═══ Passage to read

Oya Aydoğan (10 February 1957 – 15 May 2016) was a Turkish actress, model, and television presenter. She was the winner of the Ses Magazine Movie Actress Contest in 1976.

She suffered from aortic aneurysm on 7 May 2016, before the Mother's Day and died on 15 May 2016 at Liv Hospital in Ulus.

Early life 
Oya Aydoğan was born on 10 February 1957 to Cemal and Güldane Aydoğan in Erzincan as the second child of her family. Until the age of eight, she lived together with her family in Beyoğlu, Istanbul.

Acting career
While at school, Aydoğan decided that she wanted to become an actress and, in 1975 she won a beauty competition titled Alev Gün, but due to the backlash from her family she was forced to return the award. In 1976, she became the winner of Ses magazine's 8th Cinema Artist Competition. At the same year she was cast in a leading role in the movie Deli Şahin opposite Cüneyt Arkın. In 1978, she joined the cast of Neşeli Günler produced by Ertem Eğilmez. After the 1980 Turkish coup d'état, she took part in movies with Arabesque theme. In 1982, she portrayed the character of Hüsniye in the movie Yedi Bela Hüsnü opposite Kemal Sunal. In 1980s, she worked as a singer in casinos. In 1986, together with Emrah she produced the movie Merhamet.

In 2007–2010, she acted in FOX's fantasy-comedy TV series Bez Bebek. In 2011, she worked as a TV presenter alongside Emel Müftüoğlu on the TV program Şekerli Kahve. Before her death, she was a presenter on Beyaz TV's program Söylemezsem Olmaz alongside Lerzan Mutlu.

Awards
In 2013, at the Uluslararası Çayda Çıra Film Festival in Elazığ she was given the "Honorary Award". For her role as Meloş in the movie Kedi Özledi she won the "Best Supporting Actress" award at the 2014 Sadri Alışık Awards. In 2015, Aydoğan together with Ferdi Tayfur were honored at Magazinci.coms  15 Year Internet Media Awards.

Personal life
In February 1978, she met Haluk Ulusoy through Suzan Avcı.

══════
═══ Records supplied

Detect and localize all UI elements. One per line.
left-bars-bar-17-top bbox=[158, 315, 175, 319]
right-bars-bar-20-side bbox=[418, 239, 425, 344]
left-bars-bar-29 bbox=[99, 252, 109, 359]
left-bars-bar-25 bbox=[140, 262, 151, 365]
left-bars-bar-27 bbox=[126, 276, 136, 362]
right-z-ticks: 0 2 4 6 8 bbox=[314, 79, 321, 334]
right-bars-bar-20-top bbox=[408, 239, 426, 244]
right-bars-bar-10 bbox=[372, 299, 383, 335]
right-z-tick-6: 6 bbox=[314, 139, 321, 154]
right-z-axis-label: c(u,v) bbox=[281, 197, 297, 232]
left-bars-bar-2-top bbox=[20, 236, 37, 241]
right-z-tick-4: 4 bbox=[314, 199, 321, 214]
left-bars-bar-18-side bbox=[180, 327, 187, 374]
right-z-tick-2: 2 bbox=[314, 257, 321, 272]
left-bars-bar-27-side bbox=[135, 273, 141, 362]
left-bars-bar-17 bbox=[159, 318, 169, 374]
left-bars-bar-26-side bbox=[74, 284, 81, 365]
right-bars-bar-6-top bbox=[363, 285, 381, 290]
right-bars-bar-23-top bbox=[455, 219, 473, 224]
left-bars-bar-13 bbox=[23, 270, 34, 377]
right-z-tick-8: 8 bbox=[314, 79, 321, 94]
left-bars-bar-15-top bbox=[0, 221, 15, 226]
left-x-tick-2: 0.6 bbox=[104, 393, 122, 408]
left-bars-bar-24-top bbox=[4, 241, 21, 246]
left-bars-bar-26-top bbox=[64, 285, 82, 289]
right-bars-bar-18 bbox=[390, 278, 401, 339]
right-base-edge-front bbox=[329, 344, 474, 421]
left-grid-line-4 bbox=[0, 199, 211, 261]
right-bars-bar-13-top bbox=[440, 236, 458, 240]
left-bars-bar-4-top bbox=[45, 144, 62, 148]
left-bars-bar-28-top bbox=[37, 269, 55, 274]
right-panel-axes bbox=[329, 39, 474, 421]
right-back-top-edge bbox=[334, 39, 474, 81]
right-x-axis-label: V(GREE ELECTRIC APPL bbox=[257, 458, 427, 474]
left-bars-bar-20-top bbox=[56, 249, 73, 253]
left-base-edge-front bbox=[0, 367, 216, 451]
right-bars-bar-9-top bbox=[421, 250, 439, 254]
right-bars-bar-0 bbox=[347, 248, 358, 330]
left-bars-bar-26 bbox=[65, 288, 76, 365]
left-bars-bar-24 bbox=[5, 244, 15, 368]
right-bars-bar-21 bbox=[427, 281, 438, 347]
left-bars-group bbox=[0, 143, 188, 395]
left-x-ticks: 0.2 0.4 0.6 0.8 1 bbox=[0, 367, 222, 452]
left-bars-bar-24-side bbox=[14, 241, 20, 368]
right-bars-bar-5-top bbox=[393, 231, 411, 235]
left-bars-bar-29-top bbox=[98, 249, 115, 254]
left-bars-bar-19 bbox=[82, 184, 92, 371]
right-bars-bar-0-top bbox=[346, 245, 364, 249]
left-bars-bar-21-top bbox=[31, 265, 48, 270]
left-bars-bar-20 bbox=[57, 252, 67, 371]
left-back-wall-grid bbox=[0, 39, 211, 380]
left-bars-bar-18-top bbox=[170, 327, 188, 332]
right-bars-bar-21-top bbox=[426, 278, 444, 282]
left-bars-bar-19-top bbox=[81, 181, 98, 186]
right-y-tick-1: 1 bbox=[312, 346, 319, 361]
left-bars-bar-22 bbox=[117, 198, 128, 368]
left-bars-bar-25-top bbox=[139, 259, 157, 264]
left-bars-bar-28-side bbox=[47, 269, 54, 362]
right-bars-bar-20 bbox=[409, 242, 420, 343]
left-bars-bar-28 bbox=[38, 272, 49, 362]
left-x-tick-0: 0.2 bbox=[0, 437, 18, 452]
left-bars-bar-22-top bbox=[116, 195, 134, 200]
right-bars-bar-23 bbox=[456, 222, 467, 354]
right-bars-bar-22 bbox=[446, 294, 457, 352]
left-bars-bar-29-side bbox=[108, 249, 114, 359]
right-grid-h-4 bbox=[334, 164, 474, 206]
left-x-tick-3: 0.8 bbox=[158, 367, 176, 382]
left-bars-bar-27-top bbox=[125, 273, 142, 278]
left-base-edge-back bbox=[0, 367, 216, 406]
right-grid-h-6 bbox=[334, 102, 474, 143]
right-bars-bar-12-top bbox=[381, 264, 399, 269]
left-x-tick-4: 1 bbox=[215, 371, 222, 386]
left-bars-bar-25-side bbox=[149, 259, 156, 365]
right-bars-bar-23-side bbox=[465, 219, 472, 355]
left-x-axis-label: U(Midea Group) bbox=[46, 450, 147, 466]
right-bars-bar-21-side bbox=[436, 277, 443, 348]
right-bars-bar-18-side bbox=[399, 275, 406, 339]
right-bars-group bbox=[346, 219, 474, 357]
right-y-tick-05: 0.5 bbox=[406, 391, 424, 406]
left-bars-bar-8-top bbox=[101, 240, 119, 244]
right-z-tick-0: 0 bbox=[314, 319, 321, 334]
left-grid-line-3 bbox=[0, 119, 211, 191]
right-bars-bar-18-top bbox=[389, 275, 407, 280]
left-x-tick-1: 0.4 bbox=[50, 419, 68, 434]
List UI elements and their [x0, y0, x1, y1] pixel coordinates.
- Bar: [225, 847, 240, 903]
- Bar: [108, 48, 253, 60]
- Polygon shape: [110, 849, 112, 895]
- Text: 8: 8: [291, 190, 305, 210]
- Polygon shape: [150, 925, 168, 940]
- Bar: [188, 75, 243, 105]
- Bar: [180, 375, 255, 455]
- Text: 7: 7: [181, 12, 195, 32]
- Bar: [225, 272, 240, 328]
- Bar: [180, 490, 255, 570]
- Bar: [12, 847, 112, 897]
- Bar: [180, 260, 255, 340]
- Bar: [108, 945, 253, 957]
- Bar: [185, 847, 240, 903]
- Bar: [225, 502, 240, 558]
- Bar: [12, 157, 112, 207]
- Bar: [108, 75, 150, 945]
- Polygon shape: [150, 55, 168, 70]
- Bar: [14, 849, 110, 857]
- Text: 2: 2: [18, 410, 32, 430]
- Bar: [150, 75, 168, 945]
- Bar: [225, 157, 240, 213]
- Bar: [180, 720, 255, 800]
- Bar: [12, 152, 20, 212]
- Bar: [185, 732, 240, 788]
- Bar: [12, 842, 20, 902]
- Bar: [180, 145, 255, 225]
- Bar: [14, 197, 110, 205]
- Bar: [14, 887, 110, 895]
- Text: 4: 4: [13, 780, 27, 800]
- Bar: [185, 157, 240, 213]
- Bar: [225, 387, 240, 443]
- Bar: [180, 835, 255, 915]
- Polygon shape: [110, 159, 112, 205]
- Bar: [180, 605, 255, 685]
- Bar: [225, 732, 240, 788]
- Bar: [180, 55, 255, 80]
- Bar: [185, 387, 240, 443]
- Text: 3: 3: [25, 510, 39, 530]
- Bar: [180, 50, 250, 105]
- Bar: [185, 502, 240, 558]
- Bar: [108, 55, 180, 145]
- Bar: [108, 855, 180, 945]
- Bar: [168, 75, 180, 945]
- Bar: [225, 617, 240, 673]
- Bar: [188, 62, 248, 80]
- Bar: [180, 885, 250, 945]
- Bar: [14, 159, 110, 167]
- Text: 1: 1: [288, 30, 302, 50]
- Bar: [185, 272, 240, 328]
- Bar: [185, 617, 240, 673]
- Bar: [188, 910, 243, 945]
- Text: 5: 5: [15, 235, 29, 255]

══════

*What is needed*.
Answer these questions using the text on Oya Aydoğan:
1. In which city was she born?
2. Who was her co-star in the movie Deli Şahin?
3. For which role did she win the "Best Supporting Actress" award at the 2014 Sadri Alışık Awards?
This material comes from a different source than the text on Oya Aydoğan.

*Exercise result*.
1. Erzincan
2. Cüneyt Arkın
3. Meloş in the movie Kedi Özledi